* START Supplied records *
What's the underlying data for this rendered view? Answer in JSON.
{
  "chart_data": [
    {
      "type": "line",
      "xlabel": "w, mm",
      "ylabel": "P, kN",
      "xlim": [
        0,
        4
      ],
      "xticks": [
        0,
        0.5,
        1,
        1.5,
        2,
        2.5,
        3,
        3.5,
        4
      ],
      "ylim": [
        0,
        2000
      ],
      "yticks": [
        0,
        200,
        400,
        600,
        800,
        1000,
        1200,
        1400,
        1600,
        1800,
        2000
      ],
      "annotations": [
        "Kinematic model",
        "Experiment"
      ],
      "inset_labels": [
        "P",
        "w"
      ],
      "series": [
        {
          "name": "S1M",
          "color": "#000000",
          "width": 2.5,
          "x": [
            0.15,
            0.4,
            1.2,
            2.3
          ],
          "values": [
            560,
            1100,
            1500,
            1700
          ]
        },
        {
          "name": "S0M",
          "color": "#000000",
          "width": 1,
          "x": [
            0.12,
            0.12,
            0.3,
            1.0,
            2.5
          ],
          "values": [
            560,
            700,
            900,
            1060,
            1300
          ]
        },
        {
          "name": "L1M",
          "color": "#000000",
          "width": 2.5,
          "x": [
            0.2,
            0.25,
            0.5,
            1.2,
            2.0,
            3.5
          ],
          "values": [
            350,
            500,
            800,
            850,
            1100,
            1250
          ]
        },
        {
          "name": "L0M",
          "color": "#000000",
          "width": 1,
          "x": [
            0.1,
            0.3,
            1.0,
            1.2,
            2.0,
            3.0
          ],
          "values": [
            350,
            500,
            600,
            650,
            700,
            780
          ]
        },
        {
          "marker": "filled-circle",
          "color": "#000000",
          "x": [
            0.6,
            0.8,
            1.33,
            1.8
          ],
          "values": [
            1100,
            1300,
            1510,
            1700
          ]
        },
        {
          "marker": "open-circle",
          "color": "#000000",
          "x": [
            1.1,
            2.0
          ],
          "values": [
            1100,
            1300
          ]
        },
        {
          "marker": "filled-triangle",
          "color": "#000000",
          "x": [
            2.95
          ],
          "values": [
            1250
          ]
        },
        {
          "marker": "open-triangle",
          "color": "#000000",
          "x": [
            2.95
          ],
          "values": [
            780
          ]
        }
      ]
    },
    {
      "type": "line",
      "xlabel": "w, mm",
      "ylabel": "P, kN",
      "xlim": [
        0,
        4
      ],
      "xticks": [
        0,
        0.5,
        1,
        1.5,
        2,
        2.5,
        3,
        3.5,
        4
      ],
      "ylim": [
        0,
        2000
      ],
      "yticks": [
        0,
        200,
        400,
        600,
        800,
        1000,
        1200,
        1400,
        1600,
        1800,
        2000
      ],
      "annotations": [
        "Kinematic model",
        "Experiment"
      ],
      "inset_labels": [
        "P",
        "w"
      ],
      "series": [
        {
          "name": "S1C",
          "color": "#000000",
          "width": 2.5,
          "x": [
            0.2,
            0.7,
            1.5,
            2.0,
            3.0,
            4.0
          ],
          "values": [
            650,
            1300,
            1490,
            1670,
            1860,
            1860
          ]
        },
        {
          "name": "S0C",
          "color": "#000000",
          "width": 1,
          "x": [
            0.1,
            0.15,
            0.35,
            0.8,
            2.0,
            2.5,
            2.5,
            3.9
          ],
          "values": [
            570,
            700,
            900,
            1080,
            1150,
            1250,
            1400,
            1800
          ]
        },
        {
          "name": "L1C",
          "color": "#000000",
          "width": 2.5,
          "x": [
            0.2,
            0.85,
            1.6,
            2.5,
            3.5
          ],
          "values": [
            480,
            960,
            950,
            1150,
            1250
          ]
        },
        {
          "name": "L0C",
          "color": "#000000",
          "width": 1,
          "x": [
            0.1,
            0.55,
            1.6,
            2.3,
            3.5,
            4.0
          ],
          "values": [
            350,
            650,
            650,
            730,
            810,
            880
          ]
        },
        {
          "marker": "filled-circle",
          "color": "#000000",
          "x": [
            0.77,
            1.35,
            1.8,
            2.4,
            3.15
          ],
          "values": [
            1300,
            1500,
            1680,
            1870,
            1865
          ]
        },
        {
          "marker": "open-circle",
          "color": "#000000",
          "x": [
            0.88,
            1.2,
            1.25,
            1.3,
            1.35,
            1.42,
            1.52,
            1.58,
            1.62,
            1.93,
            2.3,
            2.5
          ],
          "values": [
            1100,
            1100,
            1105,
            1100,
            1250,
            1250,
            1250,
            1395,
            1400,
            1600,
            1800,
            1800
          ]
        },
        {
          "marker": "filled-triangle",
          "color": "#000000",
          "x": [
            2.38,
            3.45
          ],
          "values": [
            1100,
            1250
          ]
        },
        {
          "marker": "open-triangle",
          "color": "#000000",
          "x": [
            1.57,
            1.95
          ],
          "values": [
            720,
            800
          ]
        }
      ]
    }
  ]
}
* END Supplied records *
Written exercise - Word for word, write out all of the data above.

Task response -
What's the underlying data for this rendered view? Answer in JSON.
{
  "chart_data": [
    {
      "type": "line",
      "xlabel": "w, mm",
      "ylabel": "P, kN",
      "xlim": [
        0,
        4
      ],
      "xticks": [
        0,
        0.5,
        1,
        1.5,
        2,
        2.5,
        3,
        3.5,
        4
      ],
      "ylim": [
        0,
        2000
      ],
      "yticks": [
        0,
        200,
        400,
        600,
        800,
        1000,
        1200,
        1400,
        1600,
        1800,
        2000
      ],
      "annotations": [
        "Kinematic model",
        "Experiment"
      ],
      "inset_labels": [
        "P",
        "w"
      ],
      "series": [
        {
          "name": "S1M",
          "color": "#000000",
          "width": 2.5,
          "x": [
            0.15,
            0.4,
            1.2,
            2.3
          ],
          "values": [
            560,
            1100,
            1500,
            1700
          ]
        },
        {
          "name": "S0M",
          "color": "#000000",
          "width": 1,
          "x": [
            0.12,
            0.12,
            0.3,
            1.0,
            2.5
          ],
          "values": [
            560,
            700,
            900,
            1060,
            1300
          ]
        },
        {
          "name": "L1M",
          "color": "#000000",
          "width": 2.5,
          "x": [
            0.2,
            0.25,
            0.5,
            1.2,
            2.0,
            3.5
          ],
          "values": [
            350,
            500,
            800,
            850,
            1100,
            1250
          ]
        },
        {
          "name": "L0M",
          "color": "#000000",
          "width": 1,
          "x": [
            0.1,
            0.3,
            1.0,
            1.2,
            2.0,
            3.0
          ],
          "values": [
            350,
            500,
            600,
            650,
            700,
            780
          ]
        },
        {
          "marker": "filled-circle",
          "color": "#000000",
          "x": [
            0.6,
            0.8,
            1.33,
            1.8
          ],
          "values": [
            1100,
            1300,
            1510,
            1700
          ]
        },
        {
          "marker": "open-circle",
          "color": "#000000",
          "x": [
            1.1,
            2.0
          ],
          "values": [
            1100,
            1300
          ]
        },
        {
          "marker": "filled-triangle",
          "color": "#000000",
          "x": [
            2.95
          ],
          "values": [
            1250
          ]
        },
        {
          "marker": "open-triangle",
          "color": "#000000",
          "x": [
            2.95
          ],
          "values": [
            780
          ]
        }
      ]
    },
    {
      "type": "line",
      "xlabel": "w, mm",
      "ylabel": "P, kN",
      "xlim": [
        0,
        4
      ],
      "xticks": [
        0,
        0.5,
        1,
        1.5,
        2,
        2.5,
        3,
        3.5,
        4
      ],
      "ylim": [
        0,
        2000
      ],
      "yticks": [
        0,
        200,
        400,
        600,
        800,
        1000,
        1200,
        1400,
        1600,
        1800,
        2000
      ],
      "annotations": [
        "Kinematic model",
        "Experiment"
      ],
      "inset_labels": [
        "P",
        "w"
      ],
      "series": [
        {
          "name": "S1C",
          "color": "#000000",
          "width": 2.5,
          "x": [
            0.2,
            0.7,
            1.5,
            2.0,
            3.0,
            4.0
          ],
          "values": [
            650,
            1300,
            1490,
            1670,
            1860,
            1860
          ]
        },
        {
          "name": "S0C",
          "color": "#000000",
          "width": 1,
          "x": [
            0.1,
            0.15,
            0.35,
            0.8,
            2.0,
            2.5,
            2.5,
            3.9
          ],
          "values": [
            570,
            700,
            900,
            1080,
            1150,
            1250,
            1400,
            1800
          ]
        },
        {
          "name": "L1C",
          "color": "#000000",
          "width": 2.5,
          "x": [
            0.2,
            0.85,
            1.6,
            2.5,
            3.5
          ],
          "values": [
            480,
            960,
            950,
            1150,
            1250
          ]
        },
        {
          "name": "L0C",
          "color": "#000000",
          "width": 1,
          "x": [
            0.1,
            0.55,
            1.6,
            2.3,
            3.5,
            4.0
          ],
          "values": [
            350,
            650,
            650,
            730,
            810,
            880
          ]
        },
        {
          "marker": "filled-circle",
          "color": "#000000",
          "x": [
            0.77,
            1.35,
            1.8,
            2.4,
            3.15
          ],
          "values": [
            1300,
            1500,
            1680,
            1870,
            1865
          ]
        },
        {
          "marker": "open-circle",
          "color": "#000000",
          "x": [
            0.88,
            1.2,
            1.25,
            1.3,
            1.35,
            1.42,
            1.52,
            1.58,
            1.62,
            1.93,
            2.3,
            2.5
          ],
          "values": [
            1100,
            1100,
            1105,
            1100,
            1250,
            1250,
            1250,
            1395,
            1400,
            1600,
            1800,
            1800
          ]
        },
        {
          "marker": "filled-triangle",
          "color": "#000000",
          "x": [
            2.38,
            3.45
          ],
          "values": [
            1100,
            1250
          ]
        },
        {
          "marker": "open-triangle",
          "color": "#000000",
          "x": [
            1.57,
            1.95
          ],
          "values": [
            720,
            800
          ]
        }
      ]
    }
  ]
}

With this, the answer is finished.